# Given passage start

However, talk to gearheads and you'll find that, surprisingly, few seem worried about having their steering wheels confiscated. On the contrary, forward-looking car enthusiasts view the coming advances in much the same way they see safety aids such as traction control or anti-lock brakes.

"We'll essentially be creating a hive-minded, multi-cellular mass transit system and removing some of the frail human wetware that leads to crashes," Top Gear's Tom Ford says. "But I don't think we'll see the death of the 'driver's car' – they may become more niche, but there will always be a market for self-regulated driving."

Catching up with Ford isn't easy. I track him down en route from Dubai to Inuvik. He's done everything from driving a factory-spec Mazda MX-5 top-down along the Alaskan pipeline to blasting a McLaren through the shifting dunes of the Empty Quarter of the Arabian Peninsula; for him, driving represents both freedom and adventure. Even so, Ford is optimistic about what a fully autonomous car would mean.

"Would I use a fully autonomous vehicle? Hell, yes. I'd treat it like a private train or a bus. Transit isn't always about the driving experience. Sometimes it's about getting where you need to go quickly and efficiently and in a manner that means you can do stuff on the way."

Road & Track deputy online editor Bob Sorokanich is also ebullient about the state of the motor car.

# Given passage end
# Provided data start

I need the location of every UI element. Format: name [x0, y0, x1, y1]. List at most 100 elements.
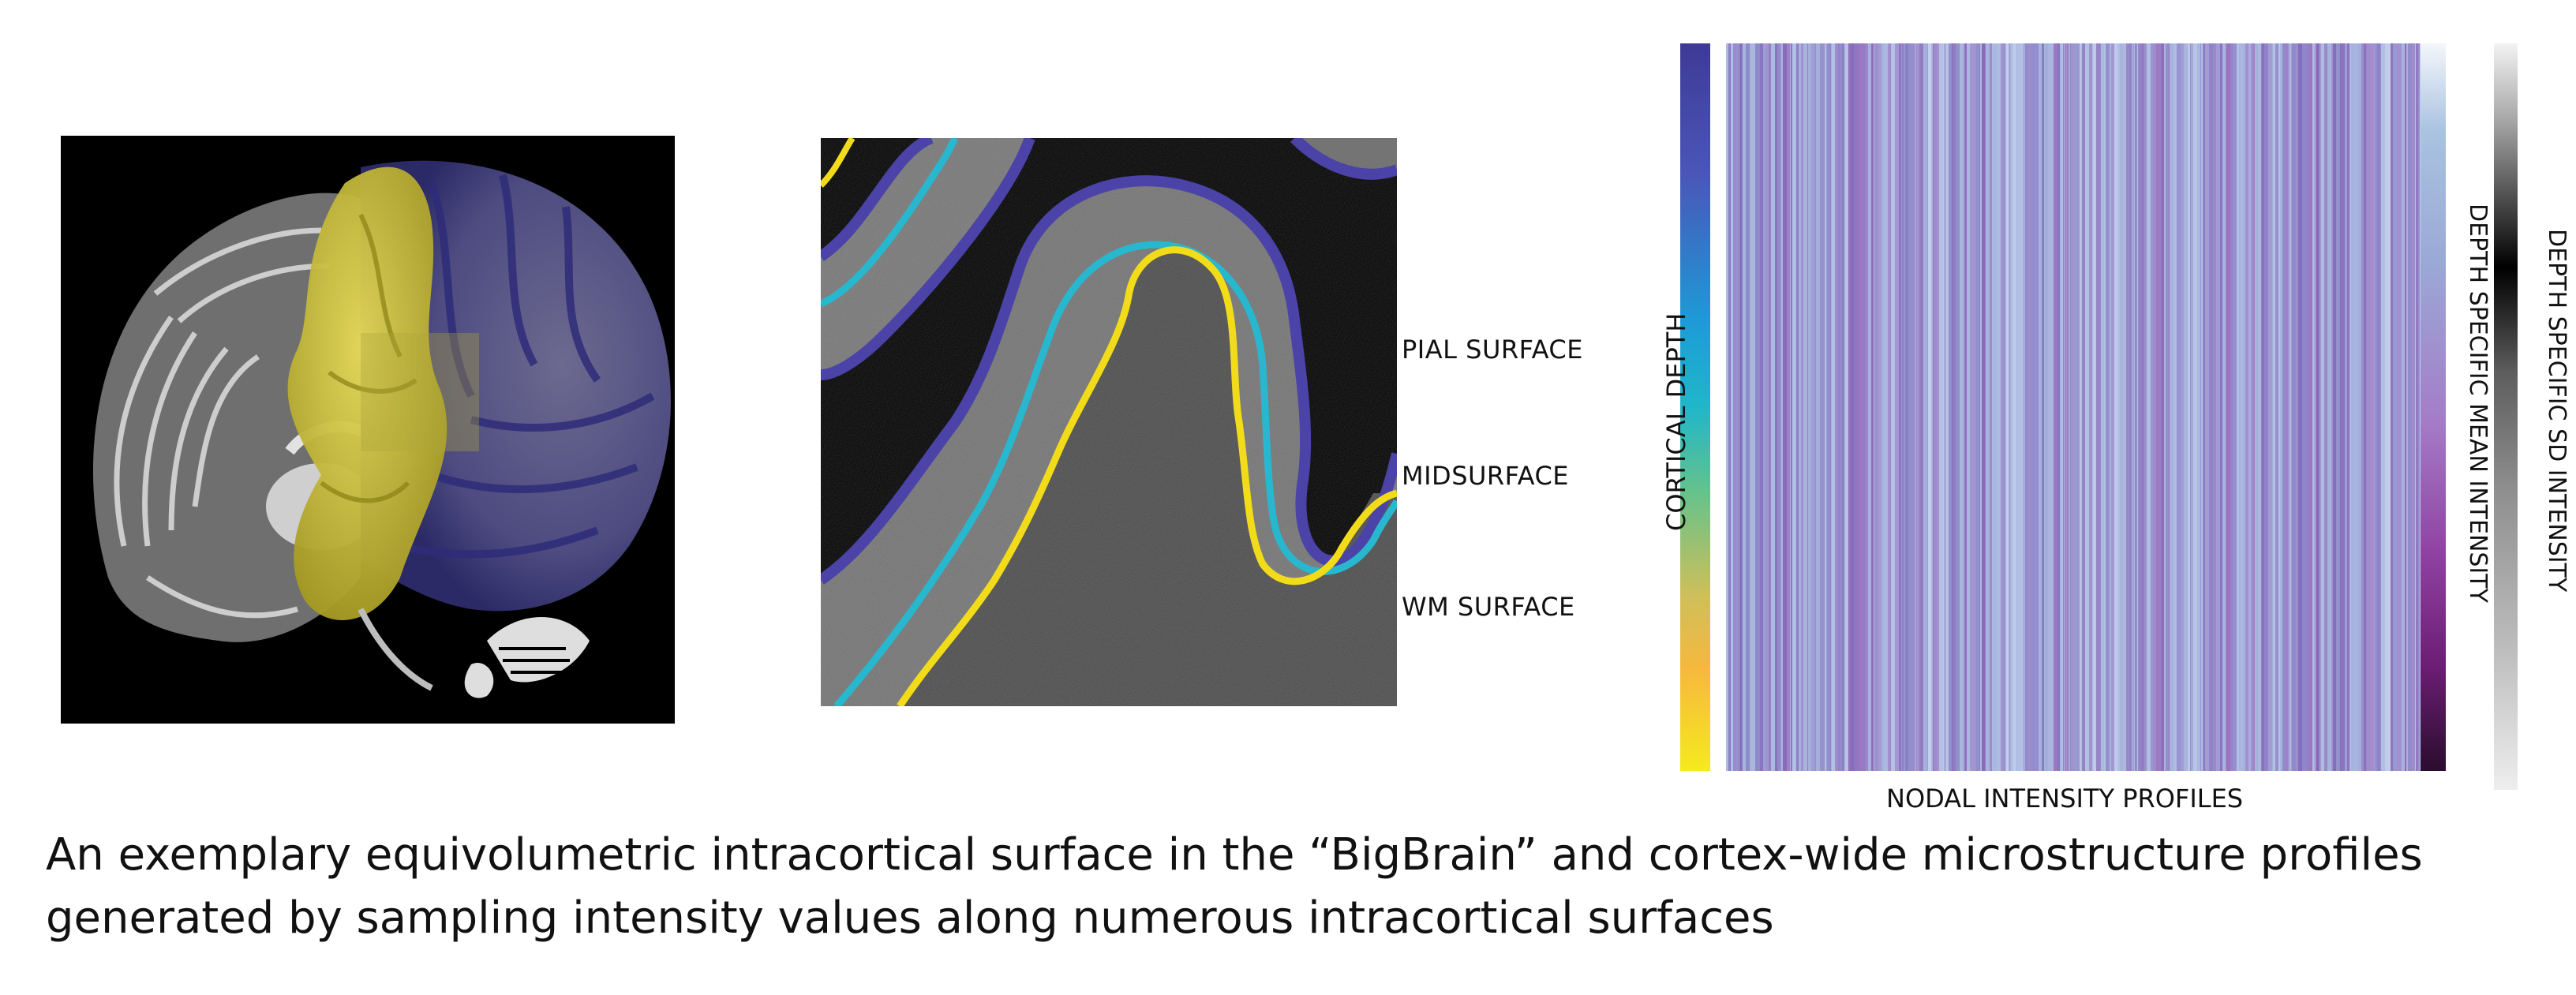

# Provided data end

**Directions**.
A – Copy out the passage on self-driving cars from "However, talk to" to "or anti-lock brakes.", substituting "motoring fans" for "gearheads".
B – Carry on writing the passage on self-driving cars from the point where it ends.

**Answers for the exercise**.
A –
However, talk to motoring fans and you'll find that, surprisingly, few seem worried about having their steering wheels confiscated. On the contrary, forward-looking car enthusiasts view the coming advances in much the same way they see safety aids such as traction control or anti-lock brakes.

B –
"We're living in the greatest era of driving excitement that mankind has ever seen," he says. "Today's cars are faster, quicker, grippier, more efficient and safer than ever before. I also think the average driver gets more enjoyment out of driving than we, the enthusiasts, give them credit for, and that decoupling driving from the drudgery of getting to work will enable more people to explore their nascent love of driving."

While most of the Road & Track crew seems to spend every free moment racing at the club level or seeking out some forgotten, serpentine back road, its online offices are based in New York. That means Sorokanich has a clear-eyed view of the pressures of modern traffic.

"Most of my driving is either gridlock traffic or a long highway commute to get away from the gridlock. If I had access to a fully-autonomous vehicle, I would probably end up using a car more than I do now. It would couple the convenience of public transport with the privacy and space of a personal vehicle, which sounds like the ideal commute or errand-running conveyance."

Notorious cross-country driver Alex Roy is even more emphatic about how he'd embrace the autonomous future. Also a New Yorker, he's gone coast-to-coast setting records in everything from an E39 BMW M5, to his Morgan Three-Wheeler, to a Tesla Model S using its Autopilot semi-autonomous modes.

"I leave all aids on. If it's a Tesla, I use Autopilot as much as possible. I would use [autonomy] everywhere but on country roads on Sunday mornings, or on vacation if conditions were ideal."

He adds, bluntly, "Most driving sucks."

Roy's occasional sparring partner is Edward Neidermeyer, his co-host on an autonomous-vehicle-focused podcast called Autonocast who has previously criticized Tesla for its rollout of the Autopilot suite of semi-autonomous features. He lives in Oregon, where he has a BMW M-Coupe, the kind of quirky machine you'd expect from a long-time gearhead. He's more cautious about the short-term future of semi-autonomy.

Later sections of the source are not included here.